### Provided entries
================

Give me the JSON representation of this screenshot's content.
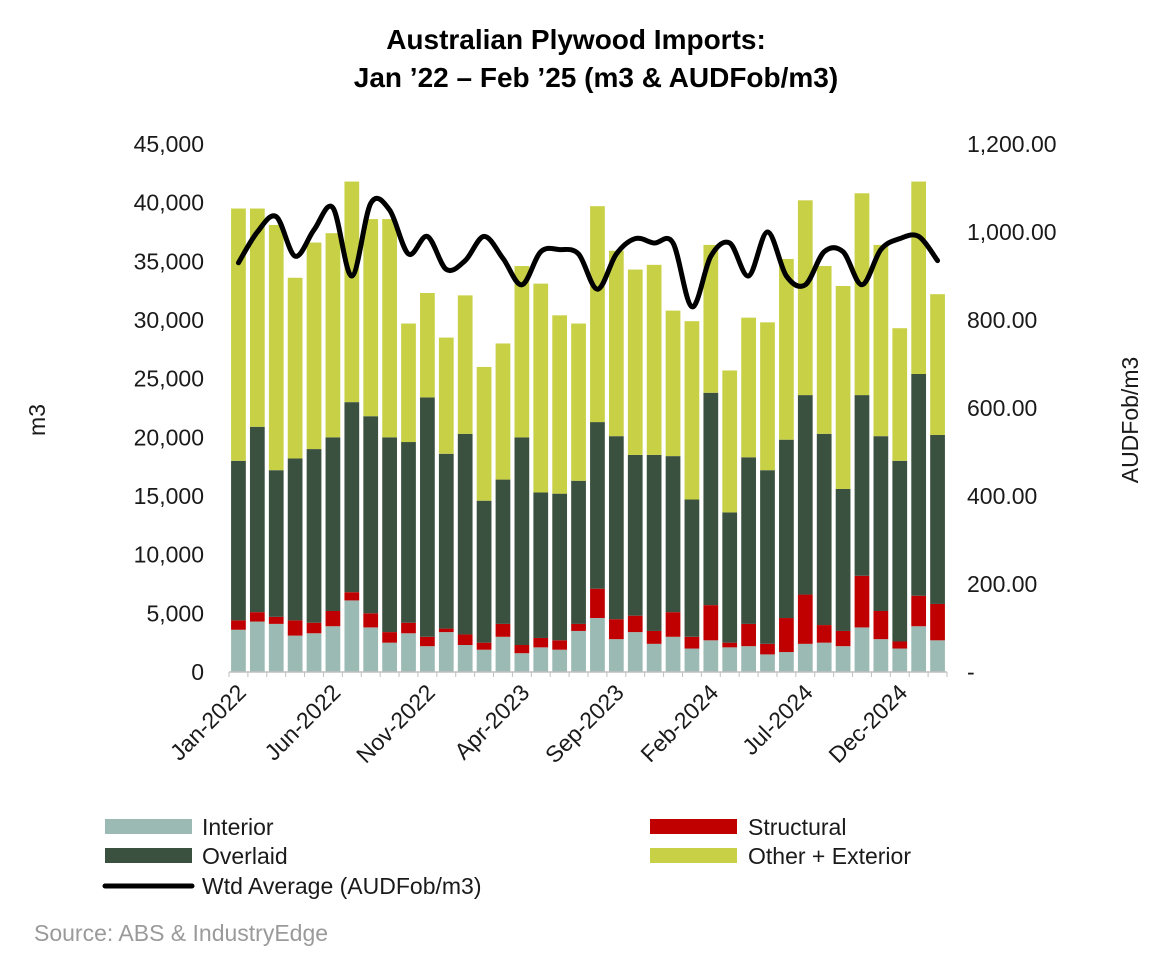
{
  "chart_data": {
    "type": "bar",
    "subtype": "stacked-bar-with-line",
    "title": [
      "Australian Plywood Imports:",
      "Jan ’22 – Feb ’25 (m3 & AUDFob/m3)"
    ],
    "xlabel": "",
    "ylabel": "m3",
    "y2label": "AUDFob/m3",
    "ylim": [
      0,
      45000
    ],
    "y2lim": [
      0,
      1200
    ],
    "y_ticks": [
      "0",
      "5,000",
      "10,000",
      "15,000",
      "20,000",
      "25,000",
      "30,000",
      "35,000",
      "40,000",
      "45,000"
    ],
    "y2_ticks": [
      "-",
      "200.00",
      "400.00",
      "600.00",
      "800.00",
      "1,000.00",
      "1,200.00"
    ],
    "x_tick_labels": [
      "Jan-2022",
      "Jun-2022",
      "Nov-2022",
      "Apr-2023",
      "Sep-2023",
      "Feb-2024",
      "Jul-2024",
      "Dec-2024"
    ],
    "x_tick_indices": [
      0,
      5,
      10,
      15,
      20,
      25,
      30,
      35
    ],
    "categories": [
      "Jan-2022",
      "Feb-2022",
      "Mar-2022",
      "Apr-2022",
      "May-2022",
      "Jun-2022",
      "Jul-2022",
      "Aug-2022",
      "Sep-2022",
      "Oct-2022",
      "Nov-2022",
      "Dec-2022",
      "Jan-2023",
      "Feb-2023",
      "Mar-2023",
      "Apr-2023",
      "May-2023",
      "Jun-2023",
      "Jul-2023",
      "Aug-2023",
      "Sep-2023",
      "Oct-2023",
      "Nov-2023",
      "Dec-2023",
      "Jan-2024",
      "Feb-2024",
      "Mar-2024",
      "Apr-2024",
      "May-2024",
      "Jun-2024",
      "Jul-2024",
      "Aug-2024",
      "Sep-2024",
      "Oct-2024",
      "Nov-2024",
      "Dec-2024",
      "Jan-2025",
      "Feb-2025"
    ],
    "series": [
      {
        "name": "Interior",
        "kind": "bar",
        "color": "#9bbab4",
        "values": [
          3600,
          4300,
          4100,
          3100,
          3300,
          3900,
          6100,
          3800,
          2500,
          3300,
          2200,
          3400,
          2300,
          1900,
          3000,
          1600,
          2100,
          1900,
          3500,
          4600,
          2800,
          3400,
          2400,
          3000,
          2000,
          2700,
          2100,
          2200,
          1500,
          1700,
          2400,
          2500,
          2200,
          3800,
          2800,
          2000,
          3900,
          2700
        ]
      },
      {
        "name": "Structural",
        "kind": "bar",
        "color": "#c00000",
        "values": [
          800,
          800,
          600,
          1300,
          900,
          1300,
          700,
          1200,
          900,
          900,
          800,
          300,
          900,
          600,
          1100,
          700,
          800,
          800,
          600,
          2500,
          1700,
          1400,
          1100,
          2100,
          1000,
          3000,
          400,
          1900,
          900,
          2900,
          4200,
          1500,
          1300,
          4400,
          2400,
          600,
          2600,
          3100
        ]
      },
      {
        "name": "Overlaid",
        "kind": "bar",
        "color": "#3b5140",
        "values": [
          13600,
          15800,
          12500,
          13800,
          14800,
          14800,
          16200,
          16800,
          16600,
          15400,
          20400,
          14900,
          17100,
          12100,
          12300,
          17700,
          12400,
          12500,
          12200,
          14200,
          15600,
          13700,
          15000,
          13300,
          11700,
          18100,
          11100,
          14200,
          14800,
          15200,
          17000,
          16300,
          12100,
          15400,
          14900,
          15400,
          18900,
          14400
        ]
      },
      {
        "name": "Other + Exterior",
        "kind": "bar",
        "color": "#c8d146",
        "values": [
          21500,
          18600,
          20900,
          15400,
          17600,
          17400,
          18800,
          16800,
          18600,
          10100,
          8900,
          9900,
          11800,
          11400,
          11600,
          14600,
          17800,
          15200,
          13400,
          18400,
          15800,
          15800,
          16200,
          12400,
          15200,
          12600,
          12100,
          11900,
          12600,
          15400,
          16600,
          14300,
          17300,
          17200,
          16300,
          11300,
          16400,
          12000
        ]
      },
      {
        "name": "Wtd Average (AUDFob/m3)",
        "kind": "line",
        "axis": "right",
        "color": "#000000",
        "values": [
          930,
          1000,
          1035,
          945,
          1005,
          1055,
          900,
          1065,
          1050,
          950,
          990,
          915,
          935,
          990,
          940,
          880,
          955,
          960,
          950,
          870,
          950,
          985,
          975,
          975,
          830,
          945,
          975,
          900,
          1000,
          900,
          880,
          955,
          955,
          880,
          960,
          985,
          990,
          935
        ]
      }
    ],
    "legend": {
      "position": "bottom",
      "items": [
        "Interior",
        "Structural",
        "Overlaid",
        "Other + Exterior",
        "Wtd Average (AUDFob/m3)"
      ]
    },
    "grid": false
  },
  "source": "Source: ABS & IndustryEdge"
}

================

### The exercise
Quote the full listing above word for word; exclude every picture from the copy.

### Solution to this exercise
Give me the JSON representation of this screenshot's content.
{
  "chart_data": {
    "type": "bar",
    "subtype": "stacked-bar-with-line",
    "title": [
      "Australian Plywood Imports:",
      "Jan ’22 – Feb ’25 (m3 & AUDFob/m3)"
    ],
    "xlabel": "",
    "ylabel": "m3",
    "y2label": "AUDFob/m3",
    "ylim": [
      0,
      45000
    ],
    "y2lim": [
      0,
      1200
    ],
    "y_ticks": [
      "0",
      "5,000",
      "10,000",
      "15,000",
      "20,000",
      "25,000",
      "30,000",
      "35,000",
      "40,000",
      "45,000"
    ],
    "y2_ticks": [
      "-",
      "200.00",
      "400.00",
      "600.00",
      "800.00",
      "1,000.00",
      "1,200.00"
    ],
    "x_tick_labels": [
      "Jan-2022",
      "Jun-2022",
      "Nov-2022",
      "Apr-2023",
      "Sep-2023",
      "Feb-2024",
      "Jul-2024",
      "Dec-2024"
    ],
    "x_tick_indices": [
      0,
      5,
      10,
      15,
      20,
      25,
      30,
      35
    ],
    "categories": [
      "Jan-2022",
      "Feb-2022",
      "Mar-2022",
      "Apr-2022",
      "May-2022",
      "Jun-2022",
      "Jul-2022",
      "Aug-2022",
      "Sep-2022",
      "Oct-2022",
      "Nov-2022",
      "Dec-2022",
      "Jan-2023",
      "Feb-2023",
      "Mar-2023",
      "Apr-2023",
      "May-2023",
      "Jun-2023",
      "Jul-2023",
      "Aug-2023",
      "Sep-2023",
      "Oct-2023",
      "Nov-2023",
      "Dec-2023",
      "Jan-2024",
      "Feb-2024",
      "Mar-2024",
      "Apr-2024",
      "May-2024",
      "Jun-2024",
      "Jul-2024",
      "Aug-2024",
      "Sep-2024",
      "Oct-2024",
      "Nov-2024",
      "Dec-2024",
      "Jan-2025",
      "Feb-2025"
    ],
    "series": [
      {
        "name": "Interior",
        "kind": "bar",
        "color": "#9bbab4",
        "values": [
          3600,
          4300,
          4100,
          3100,
          3300,
          3900,
          6100,
          3800,
          2500,
          3300,
          2200,
          3400,
          2300,
          1900,
          3000,
          1600,
          2100,
          1900,
          3500,
          4600,
          2800,
          3400,
          2400,
          3000,
          2000,
          2700,
          2100,
          2200,
          1500,
          1700,
          2400,
          2500,
          2200,
          3800,
          2800,
          2000,
          3900,
          2700
        ]
      },
      {
        "name": "Structural",
        "kind": "bar",
        "color": "#c00000",
        "values": [
          800,
          800,
          600,
          1300,
          900,
          1300,
          700,
          1200,
          900,
          900,
          800,
          300,
          900,
          600,
          1100,
          700,
          800,
          800,
          600,
          2500,
          1700,
          1400,
          1100,
          2100,
          1000,
          3000,
          400,
          1900,
          900,
          2900,
          4200,
          1500,
          1300,
          4400,
          2400,
          600,
          2600,
          3100
        ]
      },
      {
        "name": "Overlaid",
        "kind": "bar",
        "color": "#3b5140",
        "values": [
          13600,
          15800,
          12500,
          13800,
          14800,
          14800,
          16200,
          16800,
          16600,
          15400,
          20400,
          14900,
          17100,
          12100,
          12300,
          17700,
          12400,
          12500,
          12200,
          14200,
          15600,
          13700,
          15000,
          13300,
          11700,
          18100,
          11100,
          14200,
          14800,
          15200,
          17000,
          16300,
          12100,
          15400,
          14900,
          15400,
          18900,
          14400
        ]
      },
      {
        "name": "Other + Exterior",
        "kind": "bar",
        "color": "#c8d146",
        "values": [
          21500,
          18600,
          20900,
          15400,
          17600,
          17400,
          18800,
          16800,
          18600,
          10100,
          8900,
          9900,
          11800,
          11400,
          11600,
          14600,
          17800,
          15200,
          13400,
          18400,
          15800,
          15800,
          16200,
          12400,
          15200,
          12600,
          12100,
          11900,
          12600,
          15400,
          16600,
          14300,
          17300,
          17200,
          16300,
          11300,
          16400,
          12000
        ]
      },
      {
        "name": "Wtd Average (AUDFob/m3)",
        "kind": "line",
        "axis": "right",
        "color": "#000000",
        "values": [
          930,
          1000,
          1035,
          945,
          1005,
          1055,
          900,
          1065,
          1050,
          950,
          990,
          915,
          935,
          990,
          940,
          880,
          955,
          960,
          950,
          870,
          950,
          985,
          975,
          975,
          830,
          945,
          975,
          900,
          1000,
          900,
          880,
          955,
          955,
          880,
          960,
          985,
          990,
          935
        ]
      }
    ],
    "legend": {
      "position": "bottom",
      "items": [
        "Interior",
        "Structural",
        "Overlaid",
        "Other + Exterior",
        "Wtd Average (AUDFob/m3)"
      ]
    },
    "grid": false
  },
  "source": "Source: ABS & IndustryEdge"
}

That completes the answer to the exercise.